--- EXERCISE AIM ---
Scan the material for the word "color", and copy each line where it shows up.

--- LISTED RECORDS ---
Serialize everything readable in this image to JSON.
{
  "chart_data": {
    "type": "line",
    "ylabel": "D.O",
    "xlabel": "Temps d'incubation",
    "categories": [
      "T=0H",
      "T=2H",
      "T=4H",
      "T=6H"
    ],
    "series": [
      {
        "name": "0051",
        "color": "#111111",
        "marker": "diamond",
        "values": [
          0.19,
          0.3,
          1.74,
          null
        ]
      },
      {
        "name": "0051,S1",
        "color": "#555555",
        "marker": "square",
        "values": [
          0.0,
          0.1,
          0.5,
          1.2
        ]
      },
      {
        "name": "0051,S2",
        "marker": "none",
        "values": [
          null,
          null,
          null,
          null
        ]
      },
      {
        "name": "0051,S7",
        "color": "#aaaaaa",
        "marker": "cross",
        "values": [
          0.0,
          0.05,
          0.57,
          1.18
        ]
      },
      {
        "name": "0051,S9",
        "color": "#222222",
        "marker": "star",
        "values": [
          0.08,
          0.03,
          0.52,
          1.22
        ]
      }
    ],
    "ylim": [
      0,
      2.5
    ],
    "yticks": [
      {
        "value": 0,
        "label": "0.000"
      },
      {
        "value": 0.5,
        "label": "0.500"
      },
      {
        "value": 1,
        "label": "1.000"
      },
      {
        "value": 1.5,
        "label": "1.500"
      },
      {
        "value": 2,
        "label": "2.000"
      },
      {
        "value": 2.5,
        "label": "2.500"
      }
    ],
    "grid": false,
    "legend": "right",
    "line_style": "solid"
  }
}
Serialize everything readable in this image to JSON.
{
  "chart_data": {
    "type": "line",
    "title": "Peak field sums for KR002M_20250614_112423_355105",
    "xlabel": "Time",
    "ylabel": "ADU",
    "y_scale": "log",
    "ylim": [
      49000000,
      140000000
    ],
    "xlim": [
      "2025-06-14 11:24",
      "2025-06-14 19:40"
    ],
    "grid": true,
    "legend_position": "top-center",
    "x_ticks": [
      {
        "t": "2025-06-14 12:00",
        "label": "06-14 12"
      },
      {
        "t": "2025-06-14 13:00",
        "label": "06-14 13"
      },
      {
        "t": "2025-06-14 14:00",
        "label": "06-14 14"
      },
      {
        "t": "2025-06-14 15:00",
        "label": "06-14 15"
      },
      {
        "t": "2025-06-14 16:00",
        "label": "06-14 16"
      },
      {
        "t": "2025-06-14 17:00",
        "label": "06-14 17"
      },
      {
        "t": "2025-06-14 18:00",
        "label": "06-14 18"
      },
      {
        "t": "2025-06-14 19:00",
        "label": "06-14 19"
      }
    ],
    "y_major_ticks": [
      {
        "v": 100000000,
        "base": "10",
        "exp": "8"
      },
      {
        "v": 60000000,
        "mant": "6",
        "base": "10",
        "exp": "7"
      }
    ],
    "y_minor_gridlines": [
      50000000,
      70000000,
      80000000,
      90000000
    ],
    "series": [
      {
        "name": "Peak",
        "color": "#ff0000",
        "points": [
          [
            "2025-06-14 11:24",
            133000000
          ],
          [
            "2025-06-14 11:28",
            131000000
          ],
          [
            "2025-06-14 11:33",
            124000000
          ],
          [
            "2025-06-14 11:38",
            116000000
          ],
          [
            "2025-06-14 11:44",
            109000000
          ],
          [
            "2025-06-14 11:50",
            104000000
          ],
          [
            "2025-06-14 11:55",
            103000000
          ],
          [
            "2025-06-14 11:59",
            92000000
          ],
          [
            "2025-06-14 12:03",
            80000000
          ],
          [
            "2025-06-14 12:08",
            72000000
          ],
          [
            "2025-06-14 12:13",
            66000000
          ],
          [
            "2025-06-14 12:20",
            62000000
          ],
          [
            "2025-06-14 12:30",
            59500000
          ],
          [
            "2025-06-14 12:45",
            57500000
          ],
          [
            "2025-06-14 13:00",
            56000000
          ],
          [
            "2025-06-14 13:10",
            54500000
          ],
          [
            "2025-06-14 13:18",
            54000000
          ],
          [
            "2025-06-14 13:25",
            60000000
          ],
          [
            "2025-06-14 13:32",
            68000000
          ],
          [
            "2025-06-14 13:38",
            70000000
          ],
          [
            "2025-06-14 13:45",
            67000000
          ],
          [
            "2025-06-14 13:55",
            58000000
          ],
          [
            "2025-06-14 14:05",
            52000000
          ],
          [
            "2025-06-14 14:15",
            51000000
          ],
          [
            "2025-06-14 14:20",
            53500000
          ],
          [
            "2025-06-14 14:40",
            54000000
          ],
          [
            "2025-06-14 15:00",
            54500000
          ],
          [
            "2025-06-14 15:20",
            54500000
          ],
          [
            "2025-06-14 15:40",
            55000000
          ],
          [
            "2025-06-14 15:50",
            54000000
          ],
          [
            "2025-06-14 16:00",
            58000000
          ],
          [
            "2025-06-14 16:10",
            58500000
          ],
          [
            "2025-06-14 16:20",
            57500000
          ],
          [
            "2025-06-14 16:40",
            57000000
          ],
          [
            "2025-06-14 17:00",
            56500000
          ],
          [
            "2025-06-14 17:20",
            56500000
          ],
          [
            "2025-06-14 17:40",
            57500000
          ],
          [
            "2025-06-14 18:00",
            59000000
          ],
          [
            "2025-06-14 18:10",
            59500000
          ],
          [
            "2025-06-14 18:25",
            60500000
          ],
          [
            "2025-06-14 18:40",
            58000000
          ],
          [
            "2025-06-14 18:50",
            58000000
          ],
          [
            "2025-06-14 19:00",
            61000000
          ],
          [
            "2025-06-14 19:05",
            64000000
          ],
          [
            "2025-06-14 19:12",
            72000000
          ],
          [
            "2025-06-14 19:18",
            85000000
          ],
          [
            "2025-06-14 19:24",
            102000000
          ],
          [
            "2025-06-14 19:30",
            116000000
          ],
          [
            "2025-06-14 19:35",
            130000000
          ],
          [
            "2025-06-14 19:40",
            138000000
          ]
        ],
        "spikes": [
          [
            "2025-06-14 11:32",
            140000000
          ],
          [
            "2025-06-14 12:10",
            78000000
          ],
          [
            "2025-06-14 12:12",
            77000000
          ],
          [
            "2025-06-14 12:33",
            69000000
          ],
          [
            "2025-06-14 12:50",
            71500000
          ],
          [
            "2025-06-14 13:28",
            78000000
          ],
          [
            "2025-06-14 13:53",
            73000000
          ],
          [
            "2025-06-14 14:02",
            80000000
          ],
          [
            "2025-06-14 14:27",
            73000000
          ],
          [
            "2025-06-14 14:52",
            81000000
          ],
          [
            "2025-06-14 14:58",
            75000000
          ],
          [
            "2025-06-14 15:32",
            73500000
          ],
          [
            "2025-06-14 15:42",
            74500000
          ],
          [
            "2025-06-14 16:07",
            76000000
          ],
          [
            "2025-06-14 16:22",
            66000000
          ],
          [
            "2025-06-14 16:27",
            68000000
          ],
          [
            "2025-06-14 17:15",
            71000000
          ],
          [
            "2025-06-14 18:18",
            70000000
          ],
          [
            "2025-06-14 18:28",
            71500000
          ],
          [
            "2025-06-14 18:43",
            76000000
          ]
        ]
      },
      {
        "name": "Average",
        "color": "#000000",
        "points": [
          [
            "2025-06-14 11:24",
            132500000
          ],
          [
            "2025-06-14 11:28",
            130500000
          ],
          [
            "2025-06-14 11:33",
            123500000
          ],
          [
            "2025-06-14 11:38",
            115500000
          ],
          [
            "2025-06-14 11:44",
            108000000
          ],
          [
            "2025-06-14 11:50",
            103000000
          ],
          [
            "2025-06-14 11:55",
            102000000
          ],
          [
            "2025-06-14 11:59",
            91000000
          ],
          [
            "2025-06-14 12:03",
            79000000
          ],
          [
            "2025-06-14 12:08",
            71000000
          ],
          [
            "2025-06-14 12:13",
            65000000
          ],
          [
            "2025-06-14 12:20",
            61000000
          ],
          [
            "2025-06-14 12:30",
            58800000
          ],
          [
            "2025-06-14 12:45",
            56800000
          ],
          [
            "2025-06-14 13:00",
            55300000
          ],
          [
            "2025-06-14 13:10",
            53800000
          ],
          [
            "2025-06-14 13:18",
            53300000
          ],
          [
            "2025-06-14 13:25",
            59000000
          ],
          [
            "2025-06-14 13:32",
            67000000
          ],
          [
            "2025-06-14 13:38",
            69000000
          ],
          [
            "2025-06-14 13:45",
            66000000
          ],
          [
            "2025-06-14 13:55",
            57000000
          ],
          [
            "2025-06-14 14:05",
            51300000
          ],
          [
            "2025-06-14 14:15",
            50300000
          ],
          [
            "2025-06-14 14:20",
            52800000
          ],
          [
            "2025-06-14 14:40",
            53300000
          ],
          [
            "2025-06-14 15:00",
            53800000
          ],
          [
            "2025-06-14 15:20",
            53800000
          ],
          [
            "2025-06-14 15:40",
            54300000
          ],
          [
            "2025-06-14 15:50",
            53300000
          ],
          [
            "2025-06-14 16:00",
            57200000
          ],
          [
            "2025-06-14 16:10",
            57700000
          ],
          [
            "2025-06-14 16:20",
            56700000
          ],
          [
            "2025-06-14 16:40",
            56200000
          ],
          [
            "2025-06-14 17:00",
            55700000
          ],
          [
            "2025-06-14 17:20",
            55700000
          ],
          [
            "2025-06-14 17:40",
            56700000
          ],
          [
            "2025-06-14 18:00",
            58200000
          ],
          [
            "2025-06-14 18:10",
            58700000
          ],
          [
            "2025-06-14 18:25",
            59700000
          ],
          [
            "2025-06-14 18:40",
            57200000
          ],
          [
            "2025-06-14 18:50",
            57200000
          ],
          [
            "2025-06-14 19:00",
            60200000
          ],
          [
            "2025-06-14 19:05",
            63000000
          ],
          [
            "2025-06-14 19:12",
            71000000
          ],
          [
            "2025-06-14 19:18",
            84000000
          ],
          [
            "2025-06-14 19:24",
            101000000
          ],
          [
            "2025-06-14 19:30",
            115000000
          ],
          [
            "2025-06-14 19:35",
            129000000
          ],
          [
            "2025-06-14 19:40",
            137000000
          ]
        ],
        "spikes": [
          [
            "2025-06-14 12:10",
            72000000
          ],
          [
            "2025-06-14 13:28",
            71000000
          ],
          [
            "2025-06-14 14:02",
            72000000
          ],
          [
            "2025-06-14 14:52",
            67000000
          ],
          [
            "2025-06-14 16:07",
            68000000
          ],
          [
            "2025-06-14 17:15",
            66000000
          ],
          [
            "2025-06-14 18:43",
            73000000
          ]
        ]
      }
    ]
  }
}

--- ANSWER FOR THIS EXERCISE ---
        "color": "#111111",
        "color": "#555555",
        "color": "#aaaaaa",
        "color": "#222222",
        "color": "#ff0000",
        "color": "#000000",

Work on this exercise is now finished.